+++ Input data

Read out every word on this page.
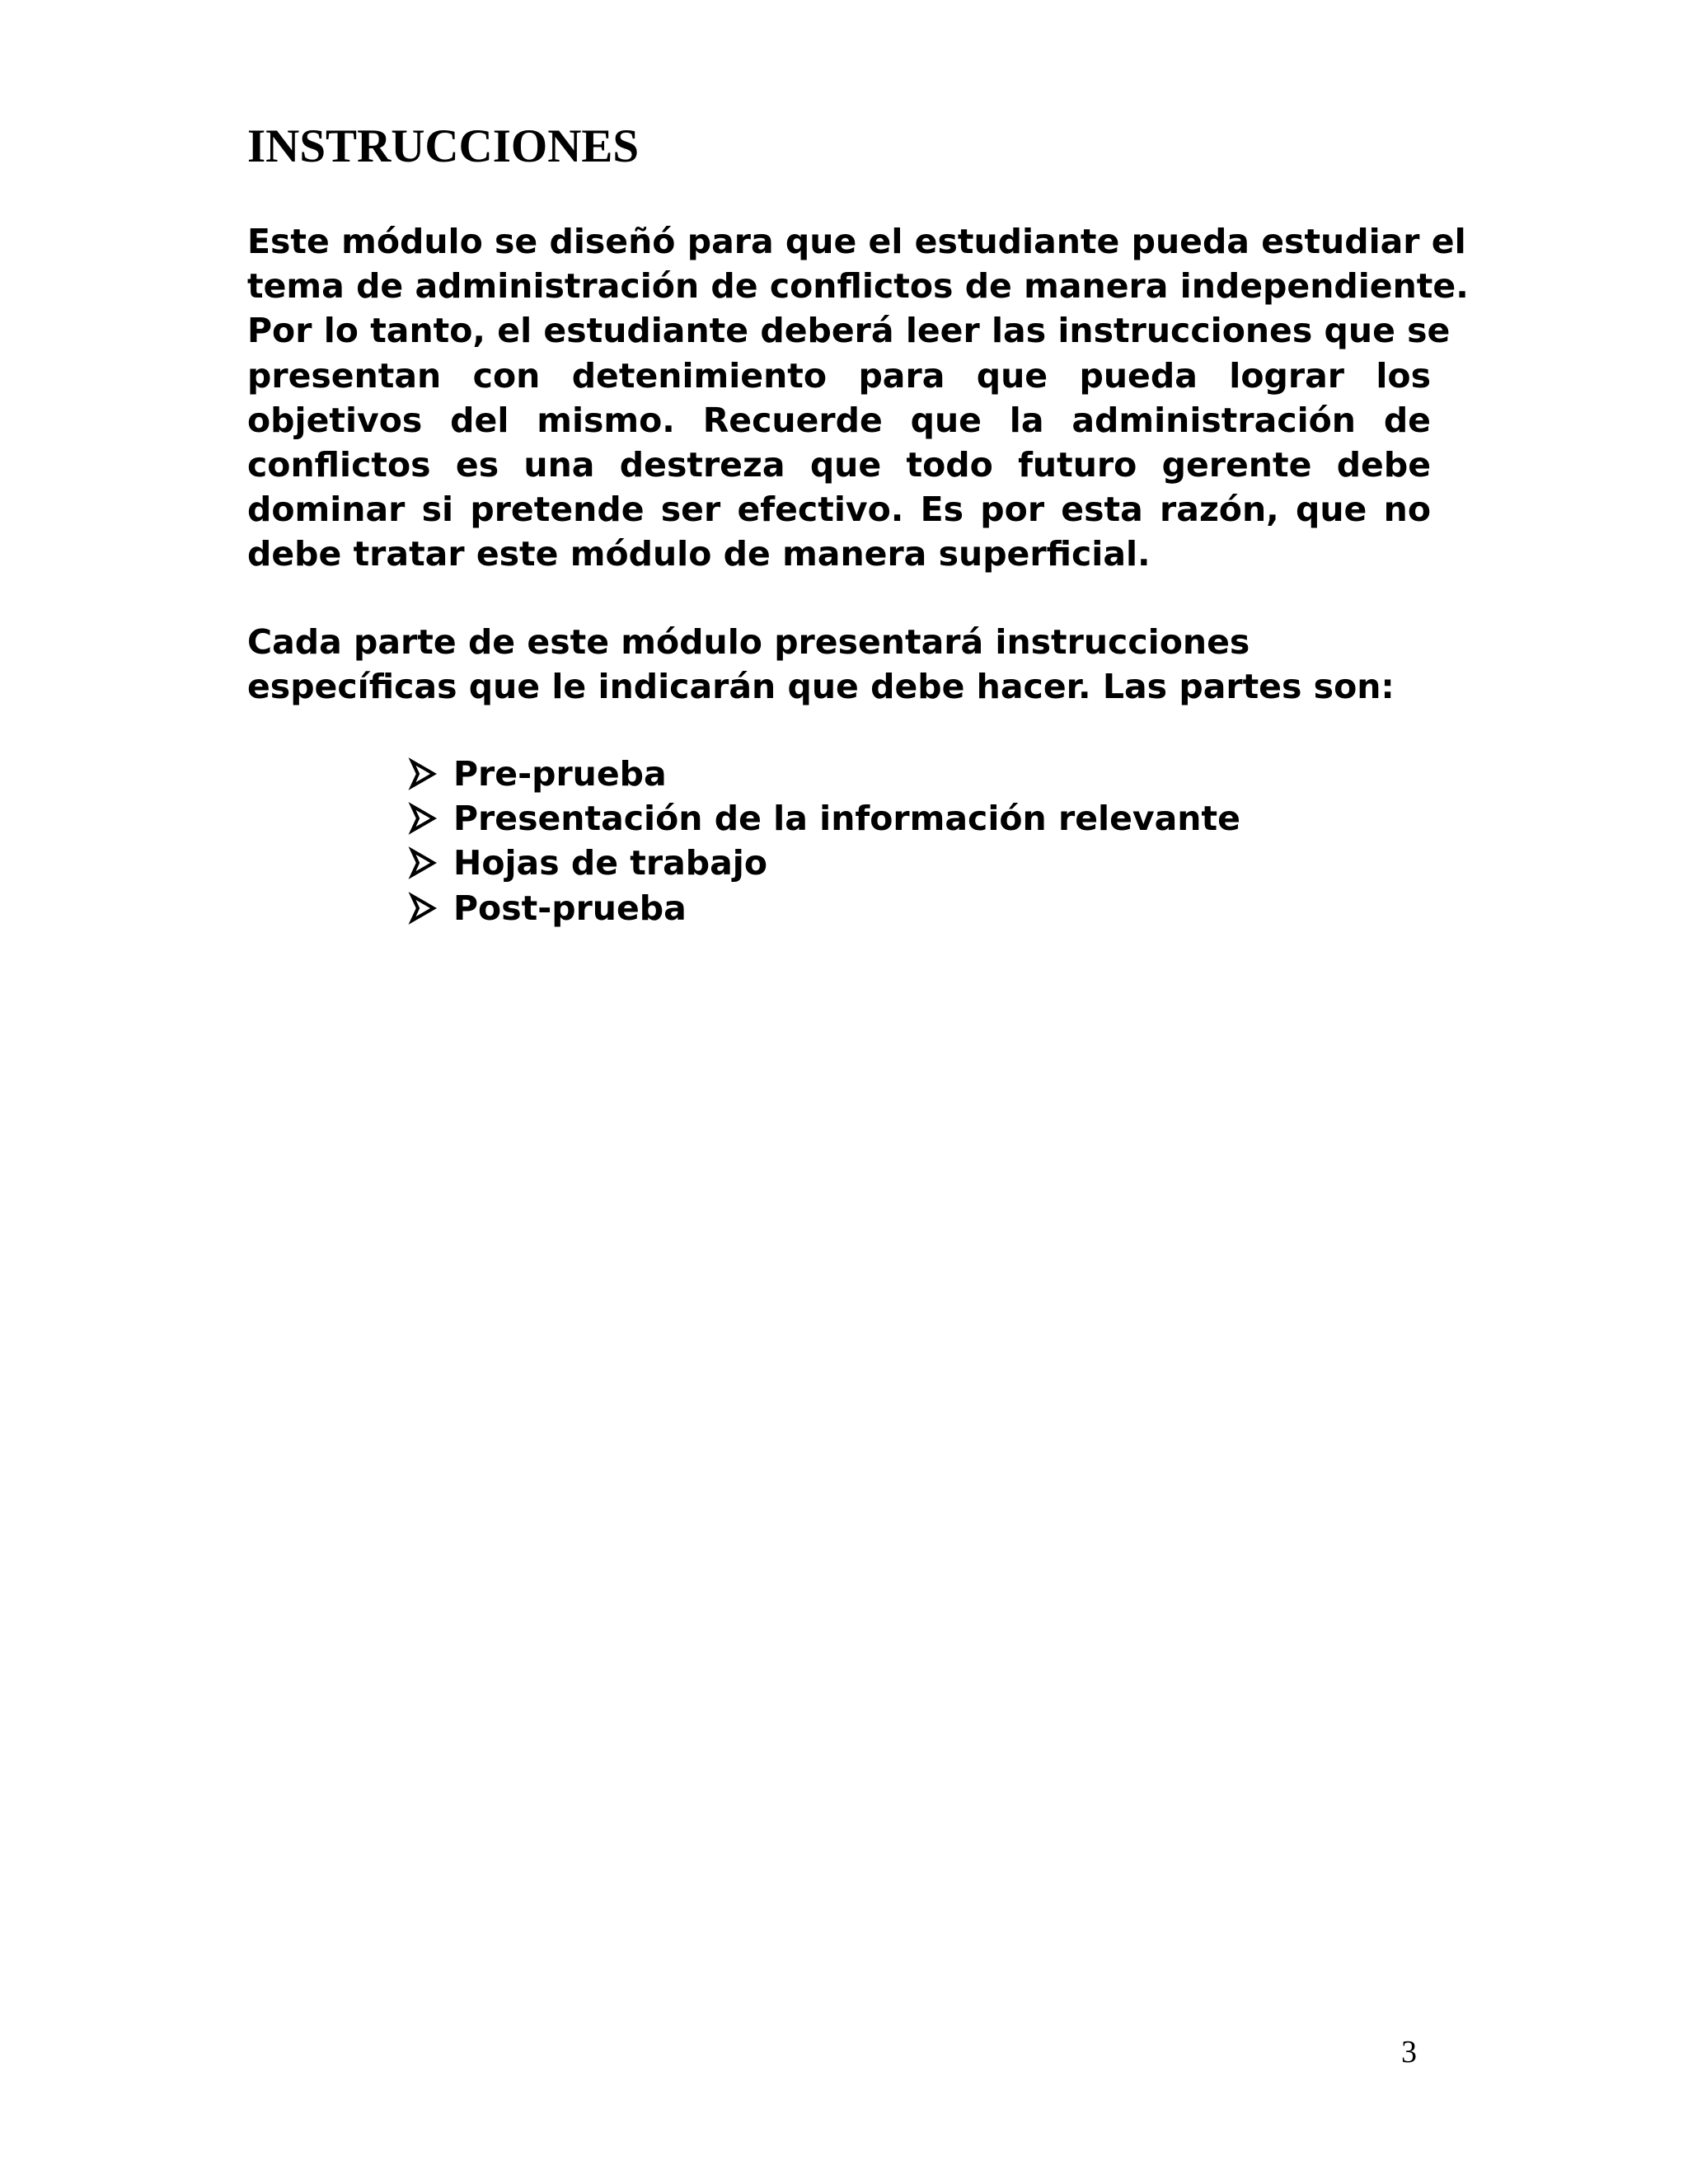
INSTRUCCIONES
Este módulo se diseñó para que el estudiante pueda estudiar el
tema de administración de conflictos de manera independiente.
Por lo tanto, el estudiante deberá leer las instrucciones que se
presentan con detenimiento para que pueda lograr los
objetivos del mismo. Recuerde que la administración de
conflictos es una destreza que todo futuro gerente debe
dominar si pretende ser efectivo. Es por esta razón, que no
debe tratar este módulo de manera superficial.
Cada parte de este módulo presentará instrucciones
específicas que le indicarán que debe hacer. Las partes son:
Pre-prueba
Presentación de la información relevante
Hojas de trabajo
Post-prueba
3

++++++

* _Requirement_: Find the word "estudiante" in the material, then list each line that holds it.

* _The answer_:
Este módulo se diseñó para que el estudiante pueda estudiar el
Por lo tanto, el estudiante deberá leer las instrucciones que se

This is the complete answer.